→ **Exercise**:
Copy out the records below, substituting "file-size-label" for each occurrence of "size-label" and changing nothing else.

→ **Data shown**:
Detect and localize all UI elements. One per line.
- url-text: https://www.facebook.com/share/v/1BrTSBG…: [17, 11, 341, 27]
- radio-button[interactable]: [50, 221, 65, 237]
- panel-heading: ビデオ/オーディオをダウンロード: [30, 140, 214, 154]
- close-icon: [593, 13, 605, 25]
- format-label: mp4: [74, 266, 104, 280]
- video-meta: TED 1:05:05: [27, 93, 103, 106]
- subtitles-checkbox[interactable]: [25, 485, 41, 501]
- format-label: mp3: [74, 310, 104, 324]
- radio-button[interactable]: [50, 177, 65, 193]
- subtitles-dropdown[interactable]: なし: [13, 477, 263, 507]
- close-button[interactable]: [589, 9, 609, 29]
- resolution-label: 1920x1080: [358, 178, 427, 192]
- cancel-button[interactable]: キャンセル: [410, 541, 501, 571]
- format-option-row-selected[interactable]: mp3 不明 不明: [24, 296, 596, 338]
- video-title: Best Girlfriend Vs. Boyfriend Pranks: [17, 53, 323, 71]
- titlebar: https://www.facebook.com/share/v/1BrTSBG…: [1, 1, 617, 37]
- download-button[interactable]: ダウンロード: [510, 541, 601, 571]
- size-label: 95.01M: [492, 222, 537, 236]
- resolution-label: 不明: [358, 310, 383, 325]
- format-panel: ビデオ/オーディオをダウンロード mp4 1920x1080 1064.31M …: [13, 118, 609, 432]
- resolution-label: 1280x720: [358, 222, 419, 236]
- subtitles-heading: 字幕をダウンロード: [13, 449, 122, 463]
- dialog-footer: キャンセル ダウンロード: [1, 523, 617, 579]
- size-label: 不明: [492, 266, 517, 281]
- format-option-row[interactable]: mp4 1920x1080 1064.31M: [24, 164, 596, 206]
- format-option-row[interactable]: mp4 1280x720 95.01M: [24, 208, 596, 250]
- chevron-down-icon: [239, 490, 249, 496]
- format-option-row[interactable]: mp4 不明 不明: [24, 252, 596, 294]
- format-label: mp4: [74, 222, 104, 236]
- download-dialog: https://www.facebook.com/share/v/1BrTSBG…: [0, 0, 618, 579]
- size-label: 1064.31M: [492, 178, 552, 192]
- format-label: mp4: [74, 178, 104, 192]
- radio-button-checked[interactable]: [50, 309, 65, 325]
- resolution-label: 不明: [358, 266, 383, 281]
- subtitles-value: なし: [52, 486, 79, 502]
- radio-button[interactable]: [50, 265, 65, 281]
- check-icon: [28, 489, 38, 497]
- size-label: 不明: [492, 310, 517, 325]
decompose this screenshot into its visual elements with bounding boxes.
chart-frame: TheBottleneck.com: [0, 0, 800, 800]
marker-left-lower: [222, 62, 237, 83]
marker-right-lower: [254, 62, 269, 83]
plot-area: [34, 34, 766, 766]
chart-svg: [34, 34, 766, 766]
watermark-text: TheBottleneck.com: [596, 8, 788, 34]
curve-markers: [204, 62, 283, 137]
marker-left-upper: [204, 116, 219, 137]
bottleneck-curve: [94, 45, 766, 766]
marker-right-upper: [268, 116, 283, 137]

→ **Response to the exercise**:
Detect and localize all UI elements. One per line.
- url-text: https://www.facebook.com/share/v/1BrTSBG…: [17, 11, 341, 27]
- radio-button[interactable]: [50, 221, 65, 237]
- panel-heading: ビデオ/オーディオをダウンロード: [30, 140, 214, 154]
- close-icon: [593, 13, 605, 25]
- format-label: mp4: [74, 266, 104, 280]
- video-meta: TED 1:05:05: [27, 93, 103, 106]
- subtitles-checkbox[interactable]: [25, 485, 41, 501]
- format-label: mp3: [74, 310, 104, 324]
- radio-button[interactable]: [50, 177, 65, 193]
- subtitles-dropdown[interactable]: なし: [13, 477, 263, 507]
- close-button[interactable]: [589, 9, 609, 29]
- resolution-label: 1920x1080: [358, 178, 427, 192]
- cancel-button[interactable]: キャンセル: [410, 541, 501, 571]
- format-option-row-selected[interactable]: mp3 不明 不明: [24, 296, 596, 338]
- video-title: Best Girlfriend Vs. Boyfriend Pranks: [17, 53, 323, 71]
- titlebar: https://www.facebook.com/share/v/1BrTSBG…: [1, 1, 617, 37]
- download-button[interactable]: ダウンロード: [510, 541, 601, 571]
- file-size-label: 95.01M: [492, 222, 537, 236]
- resolution-label: 不明: [358, 310, 383, 325]
- format-panel: ビデオ/オーディオをダウンロード mp4 1920x1080 1064.31M …: [13, 118, 609, 432]
- resolution-label: 1280x720: [358, 222, 419, 236]
- subtitles-heading: 字幕をダウンロード: [13, 449, 122, 463]
- dialog-footer: キャンセル ダウンロード: [1, 523, 617, 579]
- file-size-label: 不明: [492, 266, 517, 281]
- format-option-row[interactable]: mp4 1920x1080 1064.31M: [24, 164, 596, 206]
- format-option-row[interactable]: mp4 1280x720 95.01M: [24, 208, 596, 250]
- chevron-down-icon: [239, 490, 249, 496]
- format-option-row[interactable]: mp4 不明 不明: [24, 252, 596, 294]
- format-label: mp4: [74, 222, 104, 236]
- download-dialog: https://www.facebook.com/share/v/1BrTSBG…: [0, 0, 618, 579]
- file-size-label: 1064.31M: [492, 178, 552, 192]
- format-label: mp4: [74, 178, 104, 192]
- radio-button-checked[interactable]: [50, 309, 65, 325]
- resolution-label: 不明: [358, 266, 383, 281]
- subtitles-value: なし: [52, 486, 79, 502]
- radio-button[interactable]: [50, 265, 65, 281]
- check-icon: [28, 489, 38, 497]
- file-size-label: 不明: [492, 310, 517, 325]
decompose this screenshot into its visual elements with bounding boxes.
chart-frame: TheBottleneck.com: [0, 0, 800, 800]
marker-left-lower: [222, 62, 237, 83]
marker-right-lower: [254, 62, 269, 83]
plot-area: [34, 34, 766, 766]
chart-svg: [34, 34, 766, 766]
watermark-text: TheBottleneck.com: [596, 8, 788, 34]
curve-markers: [204, 62, 283, 137]
marker-left-upper: [204, 116, 219, 137]
bottleneck-curve: [94, 45, 766, 766]
marker-right-upper: [268, 116, 283, 137]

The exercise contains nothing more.